Dataset entries:
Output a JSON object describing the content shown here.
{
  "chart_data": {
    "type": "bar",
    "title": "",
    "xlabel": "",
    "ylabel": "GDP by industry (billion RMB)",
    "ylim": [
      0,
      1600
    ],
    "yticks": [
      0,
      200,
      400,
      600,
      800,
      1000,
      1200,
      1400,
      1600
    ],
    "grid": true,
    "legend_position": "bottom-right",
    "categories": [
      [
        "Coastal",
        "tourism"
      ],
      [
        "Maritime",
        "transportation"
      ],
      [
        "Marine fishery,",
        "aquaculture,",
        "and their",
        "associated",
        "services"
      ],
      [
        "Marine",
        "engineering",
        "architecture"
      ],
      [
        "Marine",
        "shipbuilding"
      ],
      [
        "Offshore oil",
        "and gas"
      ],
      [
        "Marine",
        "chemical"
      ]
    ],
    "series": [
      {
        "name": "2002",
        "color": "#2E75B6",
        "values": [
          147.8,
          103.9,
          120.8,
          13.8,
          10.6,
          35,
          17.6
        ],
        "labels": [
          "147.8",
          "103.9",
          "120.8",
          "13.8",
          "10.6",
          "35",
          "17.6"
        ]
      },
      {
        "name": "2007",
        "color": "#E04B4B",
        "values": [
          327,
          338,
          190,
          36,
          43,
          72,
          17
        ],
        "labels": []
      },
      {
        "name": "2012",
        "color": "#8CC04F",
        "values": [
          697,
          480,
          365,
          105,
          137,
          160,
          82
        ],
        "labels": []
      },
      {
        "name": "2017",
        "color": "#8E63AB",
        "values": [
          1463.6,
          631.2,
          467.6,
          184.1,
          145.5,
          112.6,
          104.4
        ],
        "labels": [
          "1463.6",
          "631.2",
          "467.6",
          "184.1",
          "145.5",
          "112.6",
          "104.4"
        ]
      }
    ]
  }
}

▸ **TO BE DONE**
Write down the full listing again, exactly.

▸ **CORRECT OUTPUT**
Output a JSON object describing the content shown here.
{
  "chart_data": {
    "type": "bar",
    "title": "",
    "xlabel": "",
    "ylabel": "GDP by industry (billion RMB)",
    "ylim": [
      0,
      1600
    ],
    "yticks": [
      0,
      200,
      400,
      600,
      800,
      1000,
      1200,
      1400,
      1600
    ],
    "grid": true,
    "legend_position": "bottom-right",
    "categories": [
      [
        "Coastal",
        "tourism"
      ],
      [
        "Maritime",
        "transportation"
      ],
      [
        "Marine fishery,",
        "aquaculture,",
        "and their",
        "associated",
        "services"
      ],
      [
        "Marine",
        "engineering",
        "architecture"
      ],
      [
        "Marine",
        "shipbuilding"
      ],
      [
        "Offshore oil",
        "and gas"
      ],
      [
        "Marine",
        "chemical"
      ]
    ],
    "series": [
      {
        "name": "2002",
        "color": "#2E75B6",
        "values": [
          147.8,
          103.9,
          120.8,
          13.8,
          10.6,
          35,
          17.6
        ],
        "labels": [
          "147.8",
          "103.9",
          "120.8",
          "13.8",
          "10.6",
          "35",
          "17.6"
        ]
      },
      {
        "name": "2007",
        "color": "#E04B4B",
        "values": [
          327,
          338,
          190,
          36,
          43,
          72,
          17
        ],
        "labels": []
      },
      {
        "name": "2012",
        "color": "#8CC04F",
        "values": [
          697,
          480,
          365,
          105,
          137,
          160,
          82
        ],
        "labels": []
      },
      {
        "name": "2017",
        "color": "#8E63AB",
        "values": [
          1463.6,
          631.2,
          467.6,
          184.1,
          145.5,
          112.6,
          104.4
        ],
        "labels": [
          "1463.6",
          "631.2",
          "467.6",
          "184.1",
          "145.5",
          "112.6",
          "104.4"
        ]
      }
    ]
  }
}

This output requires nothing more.